[Begin Data for processing]

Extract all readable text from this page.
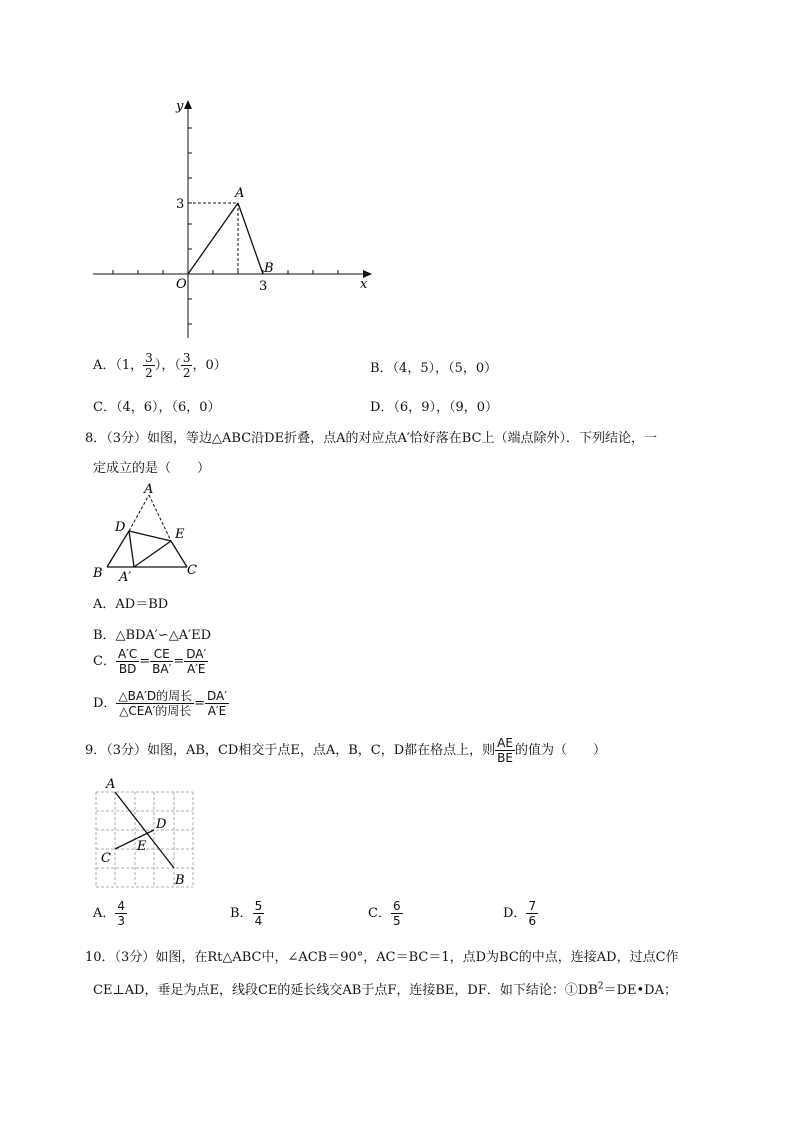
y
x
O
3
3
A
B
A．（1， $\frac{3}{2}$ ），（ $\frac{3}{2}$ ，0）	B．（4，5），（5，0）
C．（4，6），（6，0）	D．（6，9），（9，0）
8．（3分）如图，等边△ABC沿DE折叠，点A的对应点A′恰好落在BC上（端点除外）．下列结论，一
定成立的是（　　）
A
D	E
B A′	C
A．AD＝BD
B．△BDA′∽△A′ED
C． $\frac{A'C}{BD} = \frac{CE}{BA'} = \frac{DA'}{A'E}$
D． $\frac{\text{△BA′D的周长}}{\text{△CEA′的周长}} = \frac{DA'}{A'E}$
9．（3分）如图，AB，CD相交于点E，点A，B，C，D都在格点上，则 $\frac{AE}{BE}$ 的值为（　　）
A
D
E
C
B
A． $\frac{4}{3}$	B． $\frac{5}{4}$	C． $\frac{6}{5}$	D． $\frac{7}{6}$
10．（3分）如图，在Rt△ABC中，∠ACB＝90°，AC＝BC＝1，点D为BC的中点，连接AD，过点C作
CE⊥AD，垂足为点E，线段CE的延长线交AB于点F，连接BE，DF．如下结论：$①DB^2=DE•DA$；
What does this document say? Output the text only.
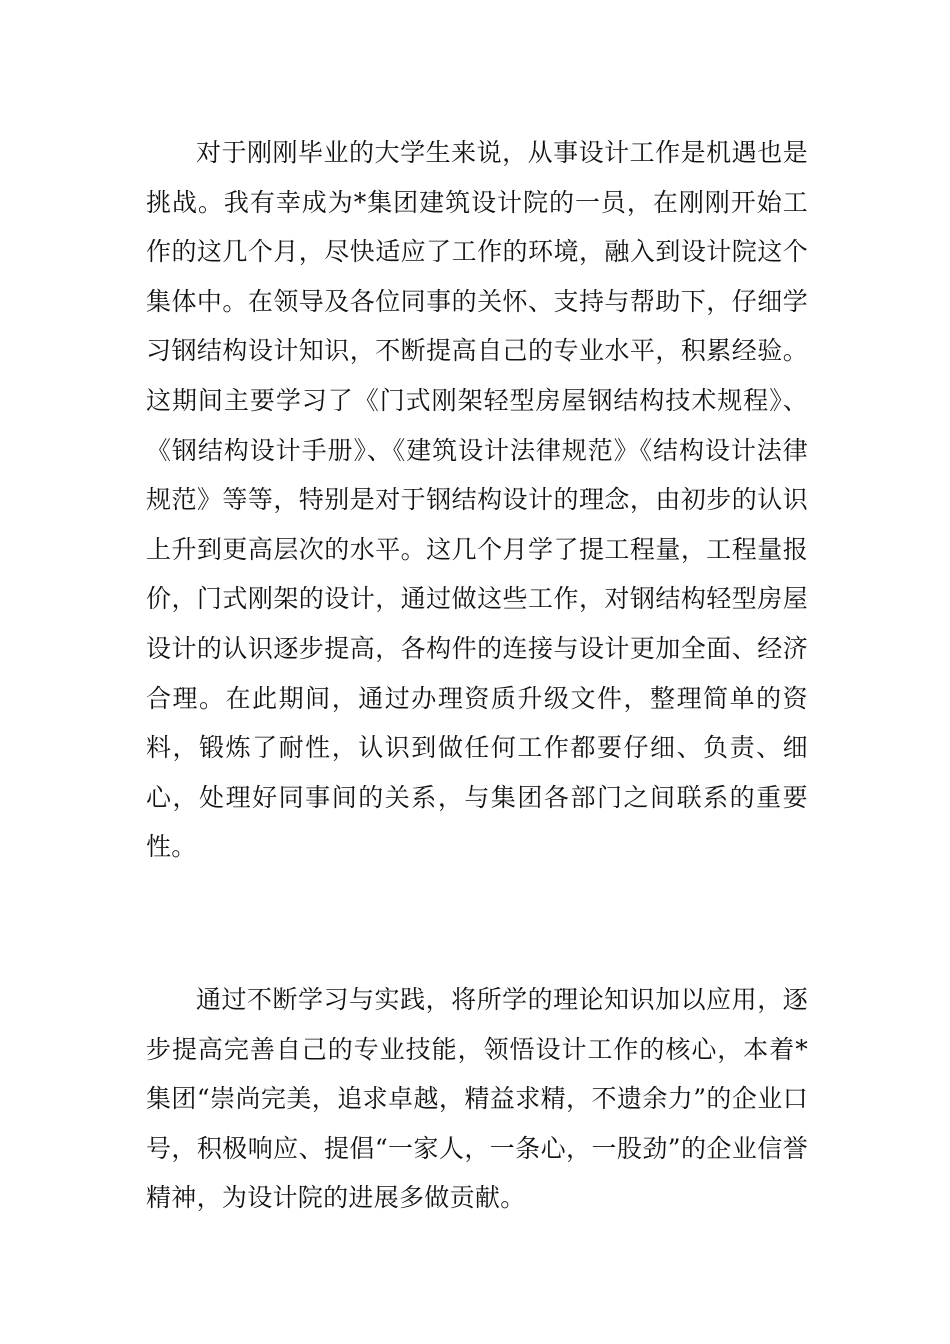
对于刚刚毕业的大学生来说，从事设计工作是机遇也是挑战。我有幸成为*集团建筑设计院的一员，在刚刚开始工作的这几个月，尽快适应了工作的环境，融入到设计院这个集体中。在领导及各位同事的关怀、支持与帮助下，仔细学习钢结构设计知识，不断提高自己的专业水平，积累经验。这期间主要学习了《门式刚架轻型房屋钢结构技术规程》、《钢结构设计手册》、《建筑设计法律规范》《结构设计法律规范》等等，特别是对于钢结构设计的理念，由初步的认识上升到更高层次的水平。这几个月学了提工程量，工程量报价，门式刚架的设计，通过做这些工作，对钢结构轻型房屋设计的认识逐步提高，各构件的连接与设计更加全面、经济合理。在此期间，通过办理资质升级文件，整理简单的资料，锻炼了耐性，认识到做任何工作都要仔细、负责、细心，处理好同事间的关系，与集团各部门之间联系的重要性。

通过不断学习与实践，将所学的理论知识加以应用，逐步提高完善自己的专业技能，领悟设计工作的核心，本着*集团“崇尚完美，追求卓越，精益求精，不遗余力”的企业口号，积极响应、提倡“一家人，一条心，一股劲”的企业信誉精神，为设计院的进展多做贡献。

[End Data for processing]

**Given exercise:** What you return should match the records above word for word, minus the pictures.

**Task response:**
Extract all readable text from this page.
y
x
O
3
3
A
B
A．（1， $\frac{3}{2}$ ），（ $\frac{3}{2}$ ，0）	B．（4，5），（5，0）
C．（4，6），（6，0）	D．（6，9），（9，0）
8．（3分）如图，等边△ABC沿DE折叠，点A的对应点A′恰好落在BC上（端点除外）．下列结论，一
定成立的是（　　）
A
D	E
B A′	C
A．AD＝BD
B．△BDA′∽△A′ED
C． $\frac{A'C}{BD} = \frac{CE}{BA'} = \frac{DA'}{A'E}$
D． $\frac{\text{△BA′D的周长}}{\text{△CEA′的周长}} = \frac{DA'}{A'E}$
9．（3分）如图，AB，CD相交于点E，点A，B，C，D都在格点上，则 $\frac{AE}{BE}$ 的值为（　　）
A
D
E
C
B
A． $\frac{4}{3}$	B． $\frac{5}{4}$	C． $\frac{6}{5}$	D． $\frac{7}{6}$
10．（3分）如图，在Rt△ABC中，∠ACB＝90°，AC＝BC＝1，点D为BC的中点，连接AD，过点C作
CE⊥AD，垂足为点E，线段CE的延长线交AB于点F，连接BE，DF．如下结论：$①DB^2=DE•DA$；
What does this document say? Output the text only.
对于刚刚毕业的大学生来说，从事设计工作是机遇也是挑战。我有幸成为*集团建筑设计院的一员，在刚刚开始工作的这几个月，尽快适应了工作的环境，融入到设计院这个集体中。在领导及各位同事的关怀、支持与帮助下，仔细学习钢结构设计知识，不断提高自己的专业水平，积累经验。这期间主要学习了《门式刚架轻型房屋钢结构技术规程》、《钢结构设计手册》、《建筑设计法律规范》《结构设计法律规范》等等，特别是对于钢结构设计的理念，由初步的认识上升到更高层次的水平。这几个月学了提工程量，工程量报价，门式刚架的设计，通过做这些工作，对钢结构轻型房屋设计的认识逐步提高，各构件的连接与设计更加全面、经济合理。在此期间，通过办理资质升级文件，整理简单的资料，锻炼了耐性，认识到做任何工作都要仔细、负责、细心，处理好同事间的关系，与集团各部门之间联系的重要性。

通过不断学习与实践，将所学的理论知识加以应用，逐步提高完善自己的专业技能，领悟设计工作的核心，本着*集团“崇尚完美，追求卓越，精益求精，不遗余力”的企业口号，积极响应、提倡“一家人，一条心，一股劲”的企业信誉精神，为设计院的进展多做贡献。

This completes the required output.